## Extracted data:
######

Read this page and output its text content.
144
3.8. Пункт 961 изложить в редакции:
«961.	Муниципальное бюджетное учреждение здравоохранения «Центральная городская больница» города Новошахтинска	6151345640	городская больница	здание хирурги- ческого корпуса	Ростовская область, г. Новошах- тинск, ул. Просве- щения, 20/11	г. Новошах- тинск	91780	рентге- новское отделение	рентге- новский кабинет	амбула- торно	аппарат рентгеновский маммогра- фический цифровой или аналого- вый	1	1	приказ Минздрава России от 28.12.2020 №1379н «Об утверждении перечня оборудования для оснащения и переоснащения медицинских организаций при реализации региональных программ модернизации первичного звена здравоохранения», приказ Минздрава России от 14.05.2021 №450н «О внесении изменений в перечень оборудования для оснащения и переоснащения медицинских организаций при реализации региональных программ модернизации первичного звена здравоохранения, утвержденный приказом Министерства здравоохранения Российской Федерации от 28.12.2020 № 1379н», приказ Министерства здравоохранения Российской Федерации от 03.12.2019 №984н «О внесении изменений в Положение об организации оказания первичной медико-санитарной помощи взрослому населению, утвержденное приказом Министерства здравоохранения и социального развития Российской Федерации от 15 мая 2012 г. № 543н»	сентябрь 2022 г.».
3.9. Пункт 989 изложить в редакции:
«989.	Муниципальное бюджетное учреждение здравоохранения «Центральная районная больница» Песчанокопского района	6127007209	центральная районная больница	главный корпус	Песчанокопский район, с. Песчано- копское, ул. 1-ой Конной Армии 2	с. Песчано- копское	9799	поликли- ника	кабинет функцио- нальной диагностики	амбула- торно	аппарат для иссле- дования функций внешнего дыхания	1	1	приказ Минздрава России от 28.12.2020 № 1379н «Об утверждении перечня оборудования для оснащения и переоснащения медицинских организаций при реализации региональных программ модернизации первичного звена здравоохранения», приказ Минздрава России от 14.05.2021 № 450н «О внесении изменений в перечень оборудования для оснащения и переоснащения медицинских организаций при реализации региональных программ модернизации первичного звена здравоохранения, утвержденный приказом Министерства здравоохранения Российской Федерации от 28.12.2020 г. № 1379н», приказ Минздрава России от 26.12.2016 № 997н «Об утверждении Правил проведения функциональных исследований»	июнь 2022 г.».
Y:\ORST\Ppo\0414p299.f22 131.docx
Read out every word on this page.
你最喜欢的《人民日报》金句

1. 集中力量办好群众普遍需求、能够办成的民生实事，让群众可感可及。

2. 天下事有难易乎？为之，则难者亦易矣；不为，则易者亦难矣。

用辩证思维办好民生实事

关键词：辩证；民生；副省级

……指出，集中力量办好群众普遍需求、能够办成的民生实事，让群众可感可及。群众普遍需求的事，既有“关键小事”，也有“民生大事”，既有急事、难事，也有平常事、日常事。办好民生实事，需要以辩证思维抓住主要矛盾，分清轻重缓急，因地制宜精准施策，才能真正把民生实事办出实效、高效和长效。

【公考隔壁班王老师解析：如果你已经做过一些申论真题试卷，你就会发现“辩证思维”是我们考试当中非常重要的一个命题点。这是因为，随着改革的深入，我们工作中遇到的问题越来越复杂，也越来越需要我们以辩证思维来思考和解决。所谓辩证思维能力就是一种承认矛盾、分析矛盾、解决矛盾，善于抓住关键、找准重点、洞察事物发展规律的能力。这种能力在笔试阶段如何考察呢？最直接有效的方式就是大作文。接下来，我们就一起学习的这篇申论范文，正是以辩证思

######

## Task goal:
Exactly reproduce all of the entries.

## Result:
Read this page and output its text content.
144
3.8. Пункт 961 изложить в редакции:
«961.	Муниципальное бюджетное учреждение здравоохранения «Центральная городская больница» города Новошахтинска	6151345640	городская больница	здание хирурги- ческого корпуса	Ростовская область, г. Новошах- тинск, ул. Просве- щения, 20/11	г. Новошах- тинск	91780	рентге- новское отделение	рентге- новский кабинет	амбула- торно	аппарат рентгеновский маммогра- фический цифровой или аналого- вый	1	1	приказ Минздрава России от 28.12.2020 №1379н «Об утверждении перечня оборудования для оснащения и переоснащения медицинских организаций при реализации региональных программ модернизации первичного звена здравоохранения», приказ Минздрава России от 14.05.2021 №450н «О внесении изменений в перечень оборудования для оснащения и переоснащения медицинских организаций при реализации региональных программ модернизации первичного звена здравоохранения, утвержденный приказом Министерства здравоохранения Российской Федерации от 28.12.2020 № 1379н», приказ Министерства здравоохранения Российской Федерации от 03.12.2019 №984н «О внесении изменений в Положение об организации оказания первичной медико-санитарной помощи взрослому населению, утвержденное приказом Министерства здравоохранения и социального развития Российской Федерации от 15 мая 2012 г. № 543н»	сентябрь 2022 г.».
3.9. Пункт 989 изложить в редакции:
«989.	Муниципальное бюджетное учреждение здравоохранения «Центральная районная больница» Песчанокопского района	6127007209	центральная районная больница	главный корпус	Песчанокопский район, с. Песчано- копское, ул. 1-ой Конной Армии 2	с. Песчано- копское	9799	поликли- ника	кабинет функцио- нальной диагностики	амбула- торно	аппарат для иссле- дования функций внешнего дыхания	1	1	приказ Минздрава России от 28.12.2020 № 1379н «Об утверждении перечня оборудования для оснащения и переоснащения медицинских организаций при реализации региональных программ модернизации первичного звена здравоохранения», приказ Минздрава России от 14.05.2021 № 450н «О внесении изменений в перечень оборудования для оснащения и переоснащения медицинских организаций при реализации региональных программ модернизации первичного звена здравоохранения, утвержденный приказом Министерства здравоохранения Российской Федерации от 28.12.2020 г. № 1379н», приказ Минздрава России от 26.12.2016 № 997н «Об утверждении Правил проведения функциональных исследований»	июнь 2022 г.».
Y:\ORST\Ppo\0414p299.f22 131.docx
Read out every word on this page.
你最喜欢的《人民日报》金句

1. 集中力量办好群众普遍需求、能够办成的民生实事，让群众可感可及。

2. 天下事有难易乎？为之，则难者亦易矣；不为，则易者亦难矣。

用辩证思维办好民生实事

关键词：辩证；民生；副省级

……指出，集中力量办好群众普遍需求、能够办成的民生实事，让群众可感可及。群众普遍需求的事，既有“关键小事”，也有“民生大事”，既有急事、难事，也有平常事、日常事。办好民生实事，需要以辩证思维抓住主要矛盾，分清轻重缓急，因地制宜精准施策，才能真正把民生实事办出实效、高效和长效。

【公考隔壁班王老师解析：如果你已经做过一些申论真题试卷，你就会发现“辩证思维”是我们考试当中非常重要的一个命题点。这是因为，随着改革的深入，我们工作中遇到的问题越来越复杂，也越来越需要我们以辩证思维来思考和解决。所谓辩证思维能力就是一种承认矛盾、分析矛盾、解决矛盾，善于抓住关键、找准重点、洞察事物发展规律的能力。这种能力在笔试阶段如何考察呢？最直接有效的方式就是大作文。接下来，我们就一起学习的这篇申论范文，正是以辩证思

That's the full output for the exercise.